TASK TO COMPLETE - Pictures in the records should not be copied, but every other part must be repeated exactly.

[Data records]
::::::

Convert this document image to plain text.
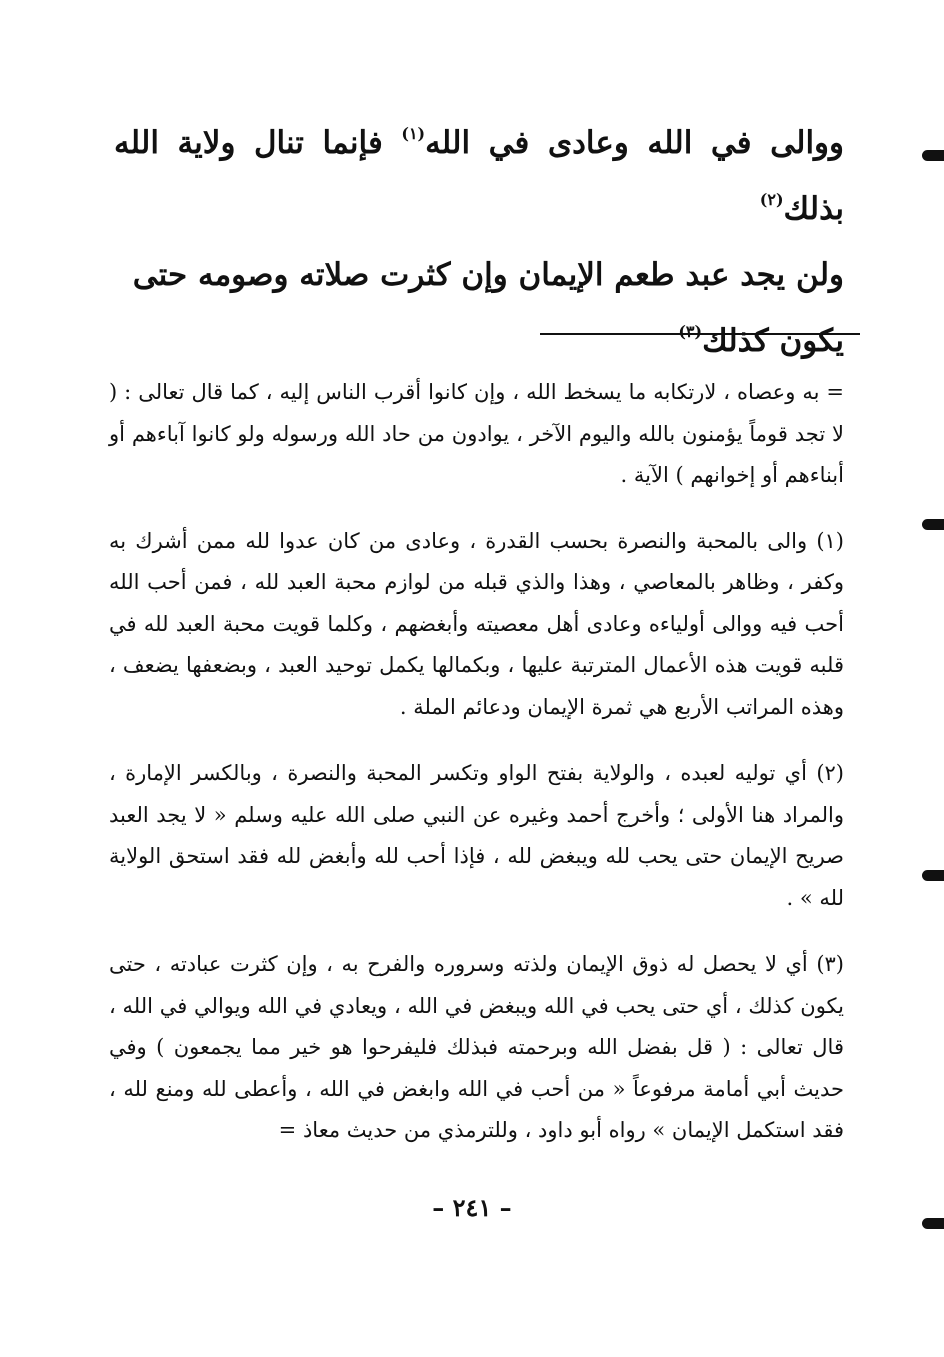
ووالى في الله وعادى في الله$^{(١)}$ فإنما تنال ولاية الله بذلك$^{(٢)}$

ولن يجد عبد طعم الإيمان وإن كثرت صلاته وصومه حتى

يكون كذلك$^{(٣)}$

= به وعصاه ، لارتكابه ما يسخط الله ، وإن كانوا أقرب الناس إليه ، كما قال تعالى : ( لا تجد قوماً يؤمنون بالله واليوم الآخر ، يوادون من حاد الله ورسوله ولو كانوا آباءهم أو أبناءهم أو إخوانهم ) الآية .

(١) والى بالمحبة والنصرة بحسب القدرة ، وعادى من كان عدوا لله ممن أشرك به وكفر ، وظاهر بالمعاصي ، وهذا والذي قبله من لوازم محبة العبد لله ، فمن أحب الله أحب فيه ووالى أولياءه وعادى أهل معصيته وأبغضهم ، وكلما قويت محبة العبد لله في قلبه قويت هذه الأعمال المترتبة عليها ، وبكمالها يكمل توحيد العبد ، وبضعفها يضعف ، وهذه المراتب الأربع هي ثمرة الإيمان ودعائم الملة .

(٢) أي توليه لعبده ، والولاية بفتح الواو وتكسر المحبة والنصرة ، وبالكسر الإمارة ، والمراد هنا الأولى ؛ وأخرج أحمد وغيره عن النبي صلى الله عليه وسلم « لا يجد العبد صريح الإيمان حتى يحب لله ويبغض لله ، فإذا أحب لله وأبغض لله فقد استحق الولاية لله » .

(٣) أي لا يحصل له ذوق الإيمان ولذته وسروره والفرح به ، وإن كثرت عبادته ، حتى يكون كذلك ، أي حتى يحب في الله ويبغض في الله ، ويعادي في الله ويوالي في الله ، قال تعالى : ( قل بفضل الله وبرحمته فبذلك فليفرحوا هو خير مما يجمعون ) وفي حديث أبي أمامة مرفوعاً « من أحب في الله وابغض في الله ، وأعطى لله ومنع لله ، فقد استكمل الإيمان » رواه أبو داود ، وللترمذي من حديث معاذ =

– ٢٤١ –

::::::

SOLUTION FOR THIS TASK -
Convert this document image to plain text.
ووالى في الله وعادى في الله$^{(١)}$ فإنما تنال ولاية الله بذلك$^{(٢)}$

ولن يجد عبد طعم الإيمان وإن كثرت صلاته وصومه حتى

يكون كذلك$^{(٣)}$

= به وعصاه ، لارتكابه ما يسخط الله ، وإن كانوا أقرب الناس إليه ، كما قال تعالى : ( لا تجد قوماً يؤمنون بالله واليوم الآخر ، يوادون من حاد الله ورسوله ولو كانوا آباءهم أو أبناءهم أو إخوانهم ) الآية .

(١) والى بالمحبة والنصرة بحسب القدرة ، وعادى من كان عدوا لله ممن أشرك به وكفر ، وظاهر بالمعاصي ، وهذا والذي قبله من لوازم محبة العبد لله ، فمن أحب الله أحب فيه ووالى أولياءه وعادى أهل معصيته وأبغضهم ، وكلما قويت محبة العبد لله في قلبه قويت هذه الأعمال المترتبة عليها ، وبكمالها يكمل توحيد العبد ، وبضعفها يضعف ، وهذه المراتب الأربع هي ثمرة الإيمان ودعائم الملة .

(٢) أي توليه لعبده ، والولاية بفتح الواو وتكسر المحبة والنصرة ، وبالكسر الإمارة ، والمراد هنا الأولى ؛ وأخرج أحمد وغيره عن النبي صلى الله عليه وسلم « لا يجد العبد صريح الإيمان حتى يحب لله ويبغض لله ، فإذا أحب لله وأبغض لله فقد استحق الولاية لله » .

(٣) أي لا يحصل له ذوق الإيمان ولذته وسروره والفرح به ، وإن كثرت عبادته ، حتى يكون كذلك ، أي حتى يحب في الله ويبغض في الله ، ويعادي في الله ويوالي في الله ، قال تعالى : ( قل بفضل الله وبرحمته فبذلك فليفرحوا هو خير مما يجمعون ) وفي حديث أبي أمامة مرفوعاً « من أحب في الله وابغض في الله ، وأعطى لله ومنع لله ، فقد استكمل الإيمان » رواه أبو داود ، وللترمذي من حديث معاذ =

– ٢٤١ –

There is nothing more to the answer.